Data excerpts
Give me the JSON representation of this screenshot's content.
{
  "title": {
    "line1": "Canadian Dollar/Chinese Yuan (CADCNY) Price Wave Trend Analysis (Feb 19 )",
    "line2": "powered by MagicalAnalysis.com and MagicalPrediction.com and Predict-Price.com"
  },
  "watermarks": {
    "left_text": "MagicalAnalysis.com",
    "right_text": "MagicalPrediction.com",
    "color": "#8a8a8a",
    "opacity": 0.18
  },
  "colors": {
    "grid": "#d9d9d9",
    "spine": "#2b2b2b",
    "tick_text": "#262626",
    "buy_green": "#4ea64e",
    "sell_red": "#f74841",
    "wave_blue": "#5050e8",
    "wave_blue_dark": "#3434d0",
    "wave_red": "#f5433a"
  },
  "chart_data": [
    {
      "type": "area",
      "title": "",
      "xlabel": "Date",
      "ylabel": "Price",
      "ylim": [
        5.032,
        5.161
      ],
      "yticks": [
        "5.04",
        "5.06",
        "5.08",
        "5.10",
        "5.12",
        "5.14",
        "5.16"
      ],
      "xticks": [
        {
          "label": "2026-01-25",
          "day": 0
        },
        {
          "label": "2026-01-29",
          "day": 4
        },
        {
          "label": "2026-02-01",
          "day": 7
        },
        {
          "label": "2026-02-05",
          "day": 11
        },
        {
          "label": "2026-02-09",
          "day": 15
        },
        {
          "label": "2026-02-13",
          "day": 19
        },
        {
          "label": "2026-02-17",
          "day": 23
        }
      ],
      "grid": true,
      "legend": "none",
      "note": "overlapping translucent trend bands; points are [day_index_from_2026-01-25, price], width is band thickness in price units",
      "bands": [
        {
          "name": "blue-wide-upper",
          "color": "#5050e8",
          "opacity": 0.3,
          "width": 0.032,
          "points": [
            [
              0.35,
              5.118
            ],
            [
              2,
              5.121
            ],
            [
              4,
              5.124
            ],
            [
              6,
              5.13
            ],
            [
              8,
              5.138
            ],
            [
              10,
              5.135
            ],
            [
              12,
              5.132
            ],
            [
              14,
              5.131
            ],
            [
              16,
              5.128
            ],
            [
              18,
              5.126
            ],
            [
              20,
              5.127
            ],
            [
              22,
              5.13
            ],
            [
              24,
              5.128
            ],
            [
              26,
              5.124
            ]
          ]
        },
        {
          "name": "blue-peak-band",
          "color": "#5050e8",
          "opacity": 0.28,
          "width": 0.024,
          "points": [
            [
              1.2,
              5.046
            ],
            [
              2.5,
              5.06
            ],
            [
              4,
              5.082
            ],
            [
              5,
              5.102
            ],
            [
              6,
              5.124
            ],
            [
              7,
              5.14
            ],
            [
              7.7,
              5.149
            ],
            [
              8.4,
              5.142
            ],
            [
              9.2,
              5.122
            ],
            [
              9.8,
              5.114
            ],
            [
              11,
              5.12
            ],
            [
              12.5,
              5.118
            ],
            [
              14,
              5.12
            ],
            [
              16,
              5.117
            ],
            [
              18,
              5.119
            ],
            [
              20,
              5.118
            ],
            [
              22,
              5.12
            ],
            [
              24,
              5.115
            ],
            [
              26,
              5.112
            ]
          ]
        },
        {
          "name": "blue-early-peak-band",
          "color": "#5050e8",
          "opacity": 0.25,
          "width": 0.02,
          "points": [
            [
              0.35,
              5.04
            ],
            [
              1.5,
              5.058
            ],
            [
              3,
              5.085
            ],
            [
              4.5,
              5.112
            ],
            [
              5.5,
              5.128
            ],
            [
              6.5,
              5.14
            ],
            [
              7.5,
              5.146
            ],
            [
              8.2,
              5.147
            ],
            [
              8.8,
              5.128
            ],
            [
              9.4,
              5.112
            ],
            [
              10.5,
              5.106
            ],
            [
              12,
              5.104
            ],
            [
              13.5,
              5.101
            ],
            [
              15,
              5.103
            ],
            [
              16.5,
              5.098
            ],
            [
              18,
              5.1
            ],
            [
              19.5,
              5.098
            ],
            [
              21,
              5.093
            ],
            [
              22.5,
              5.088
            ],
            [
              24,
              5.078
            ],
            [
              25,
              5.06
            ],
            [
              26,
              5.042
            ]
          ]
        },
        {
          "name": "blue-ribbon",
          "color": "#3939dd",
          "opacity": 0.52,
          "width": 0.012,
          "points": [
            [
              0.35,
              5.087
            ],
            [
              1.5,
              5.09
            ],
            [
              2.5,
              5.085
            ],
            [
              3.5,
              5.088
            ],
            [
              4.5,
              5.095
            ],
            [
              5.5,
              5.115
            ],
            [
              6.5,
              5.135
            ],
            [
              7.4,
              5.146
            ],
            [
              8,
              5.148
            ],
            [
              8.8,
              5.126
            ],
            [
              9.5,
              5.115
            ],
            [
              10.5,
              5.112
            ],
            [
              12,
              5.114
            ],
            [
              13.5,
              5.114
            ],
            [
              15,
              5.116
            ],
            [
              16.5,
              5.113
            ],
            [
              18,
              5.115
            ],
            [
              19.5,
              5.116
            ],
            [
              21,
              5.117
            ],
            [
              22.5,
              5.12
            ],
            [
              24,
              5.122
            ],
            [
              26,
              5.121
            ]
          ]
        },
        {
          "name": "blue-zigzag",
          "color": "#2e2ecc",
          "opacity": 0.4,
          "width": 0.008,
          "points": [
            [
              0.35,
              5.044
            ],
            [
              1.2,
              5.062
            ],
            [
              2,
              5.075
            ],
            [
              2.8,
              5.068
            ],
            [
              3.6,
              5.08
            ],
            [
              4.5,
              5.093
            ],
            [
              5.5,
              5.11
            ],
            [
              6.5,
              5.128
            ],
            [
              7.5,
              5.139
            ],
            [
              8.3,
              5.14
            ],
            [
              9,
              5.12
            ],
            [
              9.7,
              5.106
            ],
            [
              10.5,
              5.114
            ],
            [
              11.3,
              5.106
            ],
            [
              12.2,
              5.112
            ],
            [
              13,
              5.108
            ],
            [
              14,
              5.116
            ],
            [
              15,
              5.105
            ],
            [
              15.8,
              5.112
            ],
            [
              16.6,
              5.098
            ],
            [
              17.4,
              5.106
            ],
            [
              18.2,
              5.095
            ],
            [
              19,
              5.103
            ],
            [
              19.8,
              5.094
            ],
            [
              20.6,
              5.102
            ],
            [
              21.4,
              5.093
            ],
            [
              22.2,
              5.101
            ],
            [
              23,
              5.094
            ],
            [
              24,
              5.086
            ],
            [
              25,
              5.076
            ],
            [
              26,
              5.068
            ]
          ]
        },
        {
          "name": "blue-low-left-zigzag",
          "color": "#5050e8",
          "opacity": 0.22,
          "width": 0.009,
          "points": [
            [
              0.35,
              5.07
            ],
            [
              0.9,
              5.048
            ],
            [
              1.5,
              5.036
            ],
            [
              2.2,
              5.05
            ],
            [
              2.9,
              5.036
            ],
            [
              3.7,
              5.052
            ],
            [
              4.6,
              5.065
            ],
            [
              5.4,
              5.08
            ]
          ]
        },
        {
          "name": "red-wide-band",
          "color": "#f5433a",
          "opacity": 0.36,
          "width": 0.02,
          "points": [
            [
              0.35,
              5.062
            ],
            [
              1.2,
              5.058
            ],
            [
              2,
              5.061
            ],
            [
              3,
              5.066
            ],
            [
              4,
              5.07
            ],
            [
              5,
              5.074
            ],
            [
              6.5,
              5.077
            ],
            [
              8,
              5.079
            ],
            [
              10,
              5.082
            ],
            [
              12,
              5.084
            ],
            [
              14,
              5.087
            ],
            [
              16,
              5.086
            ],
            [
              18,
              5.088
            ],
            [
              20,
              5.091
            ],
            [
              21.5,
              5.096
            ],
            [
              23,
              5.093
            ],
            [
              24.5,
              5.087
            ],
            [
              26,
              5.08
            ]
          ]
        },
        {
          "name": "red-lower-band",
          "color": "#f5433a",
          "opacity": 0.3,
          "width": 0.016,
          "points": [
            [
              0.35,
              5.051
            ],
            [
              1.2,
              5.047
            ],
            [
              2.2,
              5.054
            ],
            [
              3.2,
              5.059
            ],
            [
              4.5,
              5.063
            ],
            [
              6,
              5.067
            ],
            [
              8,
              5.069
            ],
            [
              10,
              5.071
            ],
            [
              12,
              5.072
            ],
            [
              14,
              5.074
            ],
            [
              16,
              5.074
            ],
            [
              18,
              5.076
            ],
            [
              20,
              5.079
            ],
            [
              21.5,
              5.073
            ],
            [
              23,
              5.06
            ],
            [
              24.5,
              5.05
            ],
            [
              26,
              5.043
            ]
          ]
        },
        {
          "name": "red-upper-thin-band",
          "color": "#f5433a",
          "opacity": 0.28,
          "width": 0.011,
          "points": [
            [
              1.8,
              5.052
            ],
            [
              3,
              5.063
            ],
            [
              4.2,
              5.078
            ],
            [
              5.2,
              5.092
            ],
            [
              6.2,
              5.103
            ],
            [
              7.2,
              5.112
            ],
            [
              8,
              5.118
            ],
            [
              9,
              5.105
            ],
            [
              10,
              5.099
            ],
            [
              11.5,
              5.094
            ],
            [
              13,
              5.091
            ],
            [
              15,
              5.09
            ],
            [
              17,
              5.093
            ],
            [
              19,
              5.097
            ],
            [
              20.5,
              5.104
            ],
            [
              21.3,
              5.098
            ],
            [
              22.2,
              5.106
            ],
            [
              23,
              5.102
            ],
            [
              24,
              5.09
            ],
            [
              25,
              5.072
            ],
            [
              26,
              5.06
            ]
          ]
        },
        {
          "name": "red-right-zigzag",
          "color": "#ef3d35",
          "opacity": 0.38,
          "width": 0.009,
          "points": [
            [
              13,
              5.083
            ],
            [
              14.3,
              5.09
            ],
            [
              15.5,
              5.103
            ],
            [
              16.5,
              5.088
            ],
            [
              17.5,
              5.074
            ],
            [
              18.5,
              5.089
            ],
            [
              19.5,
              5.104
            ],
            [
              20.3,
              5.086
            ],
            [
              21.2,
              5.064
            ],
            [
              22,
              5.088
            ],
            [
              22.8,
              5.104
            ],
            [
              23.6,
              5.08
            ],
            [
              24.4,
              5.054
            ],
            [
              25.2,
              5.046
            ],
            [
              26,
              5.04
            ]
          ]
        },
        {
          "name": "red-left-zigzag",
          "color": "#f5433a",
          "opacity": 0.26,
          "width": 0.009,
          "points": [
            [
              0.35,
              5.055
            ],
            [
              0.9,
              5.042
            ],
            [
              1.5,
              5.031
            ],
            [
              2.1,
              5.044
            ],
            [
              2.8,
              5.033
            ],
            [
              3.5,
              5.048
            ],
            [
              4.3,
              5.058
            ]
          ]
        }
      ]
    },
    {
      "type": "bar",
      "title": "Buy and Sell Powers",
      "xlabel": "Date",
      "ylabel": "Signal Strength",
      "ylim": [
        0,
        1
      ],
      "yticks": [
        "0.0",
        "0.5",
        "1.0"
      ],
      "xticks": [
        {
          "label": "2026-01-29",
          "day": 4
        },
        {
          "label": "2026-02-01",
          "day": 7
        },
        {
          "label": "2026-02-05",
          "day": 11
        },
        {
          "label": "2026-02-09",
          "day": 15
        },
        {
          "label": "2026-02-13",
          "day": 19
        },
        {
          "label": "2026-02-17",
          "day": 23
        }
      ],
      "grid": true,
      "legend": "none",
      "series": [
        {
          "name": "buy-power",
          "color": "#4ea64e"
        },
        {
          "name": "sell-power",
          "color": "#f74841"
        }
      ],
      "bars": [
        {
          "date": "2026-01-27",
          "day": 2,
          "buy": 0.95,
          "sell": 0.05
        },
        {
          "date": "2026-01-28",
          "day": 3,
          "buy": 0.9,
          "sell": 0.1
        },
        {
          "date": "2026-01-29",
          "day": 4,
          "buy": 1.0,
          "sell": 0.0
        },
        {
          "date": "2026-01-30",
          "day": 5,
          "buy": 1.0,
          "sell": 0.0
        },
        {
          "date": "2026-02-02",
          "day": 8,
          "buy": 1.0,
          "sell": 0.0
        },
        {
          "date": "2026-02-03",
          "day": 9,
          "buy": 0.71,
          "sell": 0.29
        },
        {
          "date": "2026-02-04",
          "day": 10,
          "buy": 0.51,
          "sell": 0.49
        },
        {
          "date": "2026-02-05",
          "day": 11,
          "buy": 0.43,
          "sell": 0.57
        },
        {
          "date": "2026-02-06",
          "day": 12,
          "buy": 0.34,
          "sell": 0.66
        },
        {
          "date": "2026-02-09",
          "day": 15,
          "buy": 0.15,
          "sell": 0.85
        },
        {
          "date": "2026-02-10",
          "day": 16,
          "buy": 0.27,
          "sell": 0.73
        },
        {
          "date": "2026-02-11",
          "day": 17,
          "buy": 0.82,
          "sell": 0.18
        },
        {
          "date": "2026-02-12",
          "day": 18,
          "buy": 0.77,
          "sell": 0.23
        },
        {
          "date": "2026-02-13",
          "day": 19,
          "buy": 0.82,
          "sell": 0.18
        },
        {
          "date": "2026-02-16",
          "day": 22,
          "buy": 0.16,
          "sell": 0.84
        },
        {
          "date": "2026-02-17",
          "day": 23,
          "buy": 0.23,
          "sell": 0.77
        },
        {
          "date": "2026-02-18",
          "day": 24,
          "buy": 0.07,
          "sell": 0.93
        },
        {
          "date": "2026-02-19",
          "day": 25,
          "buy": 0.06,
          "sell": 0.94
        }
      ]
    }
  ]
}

Task details
Among the lines above, determine how many hold the word "upper"; report the figure alone.

Completed task
2